Stored entries:
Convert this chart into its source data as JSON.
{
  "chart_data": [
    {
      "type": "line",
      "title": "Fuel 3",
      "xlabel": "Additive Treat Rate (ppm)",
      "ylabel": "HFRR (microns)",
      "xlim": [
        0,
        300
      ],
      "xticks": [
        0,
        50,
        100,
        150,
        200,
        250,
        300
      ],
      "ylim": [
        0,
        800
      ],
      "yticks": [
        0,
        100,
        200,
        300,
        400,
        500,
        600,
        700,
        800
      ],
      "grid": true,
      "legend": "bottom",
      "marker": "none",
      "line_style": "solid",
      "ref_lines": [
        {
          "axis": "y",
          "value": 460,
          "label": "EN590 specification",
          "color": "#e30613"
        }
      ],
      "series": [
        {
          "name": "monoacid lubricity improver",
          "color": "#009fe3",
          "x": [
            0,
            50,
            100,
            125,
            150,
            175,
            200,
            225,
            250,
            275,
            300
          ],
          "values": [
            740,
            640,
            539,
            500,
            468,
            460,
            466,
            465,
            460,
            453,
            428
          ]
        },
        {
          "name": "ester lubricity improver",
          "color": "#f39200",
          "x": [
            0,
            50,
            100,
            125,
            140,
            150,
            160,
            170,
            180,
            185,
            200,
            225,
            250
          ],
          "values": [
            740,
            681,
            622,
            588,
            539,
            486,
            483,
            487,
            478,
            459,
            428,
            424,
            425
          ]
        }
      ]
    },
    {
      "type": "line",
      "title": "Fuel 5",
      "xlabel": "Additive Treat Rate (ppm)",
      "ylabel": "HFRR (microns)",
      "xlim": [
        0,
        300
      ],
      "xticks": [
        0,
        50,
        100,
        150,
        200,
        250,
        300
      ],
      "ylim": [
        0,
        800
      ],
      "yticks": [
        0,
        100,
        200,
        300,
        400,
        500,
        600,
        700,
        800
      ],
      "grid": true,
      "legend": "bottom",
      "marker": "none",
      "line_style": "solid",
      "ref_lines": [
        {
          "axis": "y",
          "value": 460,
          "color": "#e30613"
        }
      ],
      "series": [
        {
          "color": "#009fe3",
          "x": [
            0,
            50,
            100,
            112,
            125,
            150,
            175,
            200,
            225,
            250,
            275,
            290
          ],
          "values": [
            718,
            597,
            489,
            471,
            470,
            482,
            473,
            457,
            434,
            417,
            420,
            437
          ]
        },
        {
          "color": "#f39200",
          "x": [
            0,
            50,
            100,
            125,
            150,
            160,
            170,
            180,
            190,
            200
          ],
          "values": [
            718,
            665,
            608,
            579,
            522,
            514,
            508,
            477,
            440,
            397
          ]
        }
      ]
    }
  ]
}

- AIM OF THE TASK: Exact output of every entry is required.

- FULL OUTPUT:
Convert this chart into its source data as JSON.
{
  "chart_data": [
    {
      "type": "line",
      "title": "Fuel 3",
      "xlabel": "Additive Treat Rate (ppm)",
      "ylabel": "HFRR (microns)",
      "xlim": [
        0,
        300
      ],
      "xticks": [
        0,
        50,
        100,
        150,
        200,
        250,
        300
      ],
      "ylim": [
        0,
        800
      ],
      "yticks": [
        0,
        100,
        200,
        300,
        400,
        500,
        600,
        700,
        800
      ],
      "grid": true,
      "legend": "bottom",
      "marker": "none",
      "line_style": "solid",
      "ref_lines": [
        {
          "axis": "y",
          "value": 460,
          "label": "EN590 specification",
          "color": "#e30613"
        }
      ],
      "series": [
        {
          "name": "monoacid lubricity improver",
          "color": "#009fe3",
          "x": [
            0,
            50,
            100,
            125,
            150,
            175,
            200,
            225,
            250,
            275,
            300
          ],
          "values": [
            740,
            640,
            539,
            500,
            468,
            460,
            466,
            465,
            460,
            453,
            428
          ]
        },
        {
          "name": "ester lubricity improver",
          "color": "#f39200",
          "x": [
            0,
            50,
            100,
            125,
            140,
            150,
            160,
            170,
            180,
            185,
            200,
            225,
            250
          ],
          "values": [
            740,
            681,
            622,
            588,
            539,
            486,
            483,
            487,
            478,
            459,
            428,
            424,
            425
          ]
        }
      ]
    },
    {
      "type": "line",
      "title": "Fuel 5",
      "xlabel": "Additive Treat Rate (ppm)",
      "ylabel": "HFRR (microns)",
      "xlim": [
        0,
        300
      ],
      "xticks": [
        0,
        50,
        100,
        150,
        200,
        250,
        300
      ],
      "ylim": [
        0,
        800
      ],
      "yticks": [
        0,
        100,
        200,
        300,
        400,
        500,
        600,
        700,
        800
      ],
      "grid": true,
      "legend": "bottom",
      "marker": "none",
      "line_style": "solid",
      "ref_lines": [
        {
          "axis": "y",
          "value": 460,
          "color": "#e30613"
        }
      ],
      "series": [
        {
          "color": "#009fe3",
          "x": [
            0,
            50,
            100,
            112,
            125,
            150,
            175,
            200,
            225,
            250,
            275,
            290
          ],
          "values": [
            718,
            597,
            489,
            471,
            470,
            482,
            473,
            457,
            434,
            417,
            420,
            437
          ]
        },
        {
          "color": "#f39200",
          "x": [
            0,
            50,
            100,
            125,
            150,
            160,
            170,
            180,
            190,
            200
          ],
          "values": [
            718,
            665,
            608,
            579,
            522,
            514,
            508,
            477,
            440,
            397
          ]
        }
      ]
    }
  ]
}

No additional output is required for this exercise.